◆ Stated task ◆
Here are some records; return them all exactly.

◆ Saved entries ◆

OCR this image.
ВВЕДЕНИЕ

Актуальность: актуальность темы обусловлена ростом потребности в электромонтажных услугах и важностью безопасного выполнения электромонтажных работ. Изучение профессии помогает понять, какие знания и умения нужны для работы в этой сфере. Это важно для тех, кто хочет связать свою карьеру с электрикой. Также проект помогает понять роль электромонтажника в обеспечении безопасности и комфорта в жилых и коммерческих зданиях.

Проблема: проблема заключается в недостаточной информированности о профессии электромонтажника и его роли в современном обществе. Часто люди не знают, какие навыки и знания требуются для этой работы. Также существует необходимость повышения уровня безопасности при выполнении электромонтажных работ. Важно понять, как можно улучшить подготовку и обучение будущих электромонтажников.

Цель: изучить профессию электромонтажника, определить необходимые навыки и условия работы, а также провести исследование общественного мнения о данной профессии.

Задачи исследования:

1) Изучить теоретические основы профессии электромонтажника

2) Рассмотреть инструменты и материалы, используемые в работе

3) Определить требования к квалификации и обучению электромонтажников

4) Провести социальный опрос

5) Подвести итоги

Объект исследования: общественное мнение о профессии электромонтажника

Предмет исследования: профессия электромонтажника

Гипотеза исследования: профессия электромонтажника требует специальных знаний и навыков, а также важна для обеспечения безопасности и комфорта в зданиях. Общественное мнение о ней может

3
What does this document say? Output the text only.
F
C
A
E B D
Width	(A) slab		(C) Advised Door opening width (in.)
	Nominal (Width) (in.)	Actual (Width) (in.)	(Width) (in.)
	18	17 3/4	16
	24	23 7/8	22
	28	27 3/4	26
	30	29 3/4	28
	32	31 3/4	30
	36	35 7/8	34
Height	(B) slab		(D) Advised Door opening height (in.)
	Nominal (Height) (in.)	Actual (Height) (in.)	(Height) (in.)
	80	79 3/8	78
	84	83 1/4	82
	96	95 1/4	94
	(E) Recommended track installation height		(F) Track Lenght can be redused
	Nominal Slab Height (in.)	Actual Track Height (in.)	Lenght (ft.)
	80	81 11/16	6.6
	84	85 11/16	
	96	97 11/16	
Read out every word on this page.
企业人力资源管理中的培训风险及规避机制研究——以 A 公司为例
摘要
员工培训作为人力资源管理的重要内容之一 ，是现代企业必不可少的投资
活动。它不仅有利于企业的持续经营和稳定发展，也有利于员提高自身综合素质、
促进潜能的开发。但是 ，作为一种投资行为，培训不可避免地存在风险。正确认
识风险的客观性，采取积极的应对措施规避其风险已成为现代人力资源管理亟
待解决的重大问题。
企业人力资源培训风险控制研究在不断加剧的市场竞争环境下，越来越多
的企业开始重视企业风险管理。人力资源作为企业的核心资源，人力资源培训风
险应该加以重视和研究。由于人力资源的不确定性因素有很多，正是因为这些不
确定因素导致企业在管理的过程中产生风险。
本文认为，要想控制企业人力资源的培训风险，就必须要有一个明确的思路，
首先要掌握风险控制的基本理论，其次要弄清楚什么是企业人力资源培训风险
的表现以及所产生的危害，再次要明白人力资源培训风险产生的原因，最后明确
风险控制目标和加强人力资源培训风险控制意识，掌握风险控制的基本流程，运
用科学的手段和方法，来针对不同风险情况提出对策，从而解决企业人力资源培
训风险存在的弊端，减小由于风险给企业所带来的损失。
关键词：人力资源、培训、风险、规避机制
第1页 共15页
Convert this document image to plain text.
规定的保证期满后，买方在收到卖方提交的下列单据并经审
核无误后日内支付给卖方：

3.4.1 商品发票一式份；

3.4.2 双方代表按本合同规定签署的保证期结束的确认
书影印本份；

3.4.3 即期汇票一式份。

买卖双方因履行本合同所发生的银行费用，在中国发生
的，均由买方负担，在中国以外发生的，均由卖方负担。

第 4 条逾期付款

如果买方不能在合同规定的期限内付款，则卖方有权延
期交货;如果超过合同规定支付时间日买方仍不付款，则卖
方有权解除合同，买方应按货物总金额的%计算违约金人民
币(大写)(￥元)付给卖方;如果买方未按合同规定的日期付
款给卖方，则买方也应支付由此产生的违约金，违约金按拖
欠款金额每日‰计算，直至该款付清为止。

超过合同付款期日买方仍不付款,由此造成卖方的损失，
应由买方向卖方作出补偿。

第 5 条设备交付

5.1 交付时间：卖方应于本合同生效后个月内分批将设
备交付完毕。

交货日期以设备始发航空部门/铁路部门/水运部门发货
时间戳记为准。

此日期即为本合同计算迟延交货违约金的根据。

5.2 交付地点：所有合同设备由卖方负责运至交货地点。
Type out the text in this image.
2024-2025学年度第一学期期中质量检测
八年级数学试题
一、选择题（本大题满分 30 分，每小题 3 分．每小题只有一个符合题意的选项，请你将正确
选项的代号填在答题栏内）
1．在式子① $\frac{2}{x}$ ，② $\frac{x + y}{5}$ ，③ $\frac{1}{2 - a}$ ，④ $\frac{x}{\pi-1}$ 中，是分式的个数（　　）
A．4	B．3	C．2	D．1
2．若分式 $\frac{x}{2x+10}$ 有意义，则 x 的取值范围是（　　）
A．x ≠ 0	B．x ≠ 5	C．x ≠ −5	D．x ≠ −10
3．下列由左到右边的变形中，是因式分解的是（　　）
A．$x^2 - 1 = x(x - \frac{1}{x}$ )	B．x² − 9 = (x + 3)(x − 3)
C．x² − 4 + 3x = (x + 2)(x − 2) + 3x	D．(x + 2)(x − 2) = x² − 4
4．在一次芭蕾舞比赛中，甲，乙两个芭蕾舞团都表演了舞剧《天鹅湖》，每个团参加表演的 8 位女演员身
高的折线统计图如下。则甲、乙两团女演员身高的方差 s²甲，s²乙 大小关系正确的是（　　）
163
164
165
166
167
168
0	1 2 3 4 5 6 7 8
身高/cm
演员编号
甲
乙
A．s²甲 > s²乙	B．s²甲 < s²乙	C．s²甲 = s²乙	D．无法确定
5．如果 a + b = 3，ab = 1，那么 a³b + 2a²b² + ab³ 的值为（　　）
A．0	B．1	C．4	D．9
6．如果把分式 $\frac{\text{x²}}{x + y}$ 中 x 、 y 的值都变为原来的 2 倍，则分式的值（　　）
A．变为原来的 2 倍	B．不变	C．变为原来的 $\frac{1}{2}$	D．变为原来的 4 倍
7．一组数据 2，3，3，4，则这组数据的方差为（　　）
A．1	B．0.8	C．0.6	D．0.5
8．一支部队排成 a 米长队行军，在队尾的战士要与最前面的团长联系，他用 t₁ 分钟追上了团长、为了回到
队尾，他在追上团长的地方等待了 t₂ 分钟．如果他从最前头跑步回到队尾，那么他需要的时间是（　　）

◆ Result of the exercise ◆
OCR this image.
ВВЕДЕНИЕ

Актуальность: актуальность темы обусловлена ростом потребности в электромонтажных услугах и важностью безопасного выполнения электромонтажных работ. Изучение профессии помогает понять, какие знания и умения нужны для работы в этой сфере. Это важно для тех, кто хочет связать свою карьеру с электрикой. Также проект помогает понять роль электромонтажника в обеспечении безопасности и комфорта в жилых и коммерческих зданиях.

Проблема: проблема заключается в недостаточной информированности о профессии электромонтажника и его роли в современном обществе. Часто люди не знают, какие навыки и знания требуются для этой работы. Также существует необходимость повышения уровня безопасности при выполнении электромонтажных работ. Важно понять, как можно улучшить подготовку и обучение будущих электромонтажников.

Цель: изучить профессию электромонтажника, определить необходимые навыки и условия работы, а также провести исследование общественного мнения о данной профессии.

Задачи исследования:

1) Изучить теоретические основы профессии электромонтажника

2) Рассмотреть инструменты и материалы, используемые в работе

3) Определить требования к квалификации и обучению электромонтажников

4) Провести социальный опрос

5) Подвести итоги

Объект исследования: общественное мнение о профессии электромонтажника

Предмет исследования: профессия электромонтажника

Гипотеза исследования: профессия электромонтажника требует специальных знаний и навыков, а также важна для обеспечения безопасности и комфорта в зданиях. Общественное мнение о ней может

3
What does this document say? Output the text only.
F
C
A
E B D
Width	(A) slab		(C) Advised Door opening width (in.)
	Nominal (Width) (in.)	Actual (Width) (in.)	(Width) (in.)
	18	17 3/4	16
	24	23 7/8	22
	28	27 3/4	26
	30	29 3/4	28
	32	31 3/4	30
	36	35 7/8	34
Height	(B) slab		(D) Advised Door opening height (in.)
	Nominal (Height) (in.)	Actual (Height) (in.)	(Height) (in.)
	80	79 3/8	78
	84	83 1/4	82
	96	95 1/4	94
	(E) Recommended track installation height		(F) Track Lenght can be redused
	Nominal Slab Height (in.)	Actual Track Height (in.)	Lenght (ft.)
	80	81 11/16	6.6
	84	85 11/16	
	96	97 11/16	
Read out every word on this page.
企业人力资源管理中的培训风险及规避机制研究——以 A 公司为例
摘要
员工培训作为人力资源管理的重要内容之一 ，是现代企业必不可少的投资
活动。它不仅有利于企业的持续经营和稳定发展，也有利于员提高自身综合素质、
促进潜能的开发。但是 ，作为一种投资行为，培训不可避免地存在风险。正确认
识风险的客观性，采取积极的应对措施规避其风险已成为现代人力资源管理亟
待解决的重大问题。
企业人力资源培训风险控制研究在不断加剧的市场竞争环境下，越来越多
的企业开始重视企业风险管理。人力资源作为企业的核心资源，人力资源培训风
险应该加以重视和研究。由于人力资源的不确定性因素有很多，正是因为这些不
确定因素导致企业在管理的过程中产生风险。
本文认为，要想控制企业人力资源的培训风险，就必须要有一个明确的思路，
首先要掌握风险控制的基本理论，其次要弄清楚什么是企业人力资源培训风险
的表现以及所产生的危害，再次要明白人力资源培训风险产生的原因，最后明确
风险控制目标和加强人力资源培训风险控制意识，掌握风险控制的基本流程，运
用科学的手段和方法，来针对不同风险情况提出对策，从而解决企业人力资源培
训风险存在的弊端，减小由于风险给企业所带来的损失。
关键词：人力资源、培训、风险、规避机制
第1页 共15页
Convert this document image to plain text.
规定的保证期满后，买方在收到卖方提交的下列单据并经审
核无误后日内支付给卖方：

3.4.1 商品发票一式份；

3.4.2 双方代表按本合同规定签署的保证期结束的确认
书影印本份；

3.4.3 即期汇票一式份。

买卖双方因履行本合同所发生的银行费用，在中国发生
的，均由买方负担，在中国以外发生的，均由卖方负担。

第 4 条逾期付款

如果买方不能在合同规定的期限内付款，则卖方有权延
期交货;如果超过合同规定支付时间日买方仍不付款，则卖
方有权解除合同，买方应按货物总金额的%计算违约金人民
币(大写)(￥元)付给卖方;如果买方未按合同规定的日期付
款给卖方，则买方也应支付由此产生的违约金，违约金按拖
欠款金额每日‰计算，直至该款付清为止。

超过合同付款期日买方仍不付款,由此造成卖方的损失，
应由买方向卖方作出补偿。

第 5 条设备交付

5.1 交付时间：卖方应于本合同生效后个月内分批将设
备交付完毕。

交货日期以设备始发航空部门/铁路部门/水运部门发货
时间戳记为准。

此日期即为本合同计算迟延交货违约金的根据。

5.2 交付地点：所有合同设备由卖方负责运至交货地点。
Type out the text in this image.
2024-2025学年度第一学期期中质量检测
八年级数学试题
一、选择题（本大题满分 30 分，每小题 3 分．每小题只有一个符合题意的选项，请你将正确
选项的代号填在答题栏内）
1．在式子① $\frac{2}{x}$ ，② $\frac{x + y}{5}$ ，③ $\frac{1}{2 - a}$ ，④ $\frac{x}{\pi-1}$ 中，是分式的个数（　　）
A．4	B．3	C．2	D．1
2．若分式 $\frac{x}{2x+10}$ 有意义，则 x 的取值范围是（　　）
A．x ≠ 0	B．x ≠ 5	C．x ≠ −5	D．x ≠ −10
3．下列由左到右边的变形中，是因式分解的是（　　）
A．$x^2 - 1 = x(x - \frac{1}{x}$ )	B．x² − 9 = (x + 3)(x − 3)
C．x² − 4 + 3x = (x + 2)(x − 2) + 3x	D．(x + 2)(x − 2) = x² − 4
4．在一次芭蕾舞比赛中，甲，乙两个芭蕾舞团都表演了舞剧《天鹅湖》，每个团参加表演的 8 位女演员身
高的折线统计图如下。则甲、乙两团女演员身高的方差 s²甲，s²乙 大小关系正确的是（　　）
163
164
165
166
167
168
0	1 2 3 4 5 6 7 8
身高/cm
演员编号
甲
乙
A．s²甲 > s²乙	B．s²甲 < s²乙	C．s²甲 = s²乙	D．无法确定
5．如果 a + b = 3，ab = 1，那么 a³b + 2a²b² + ab³ 的值为（　　）
A．0	B．1	C．4	D．9
6．如果把分式 $\frac{\text{x²}}{x + y}$ 中 x 、 y 的值都变为原来的 2 倍，则分式的值（　　）
A．变为原来的 2 倍	B．不变	C．变为原来的 $\frac{1}{2}$	D．变为原来的 4 倍
7．一组数据 2，3，3，4，则这组数据的方差为（　　）
A．1	B．0.8	C．0.6	D．0.5
8．一支部队排成 a 米长队行军，在队尾的战士要与最前面的团长联系，他用 t₁ 分钟追上了团长、为了回到
队尾，他在追上团长的地方等待了 t₂ 分钟．如果他从最前头跑步回到队尾，那么他需要的时间是（　　）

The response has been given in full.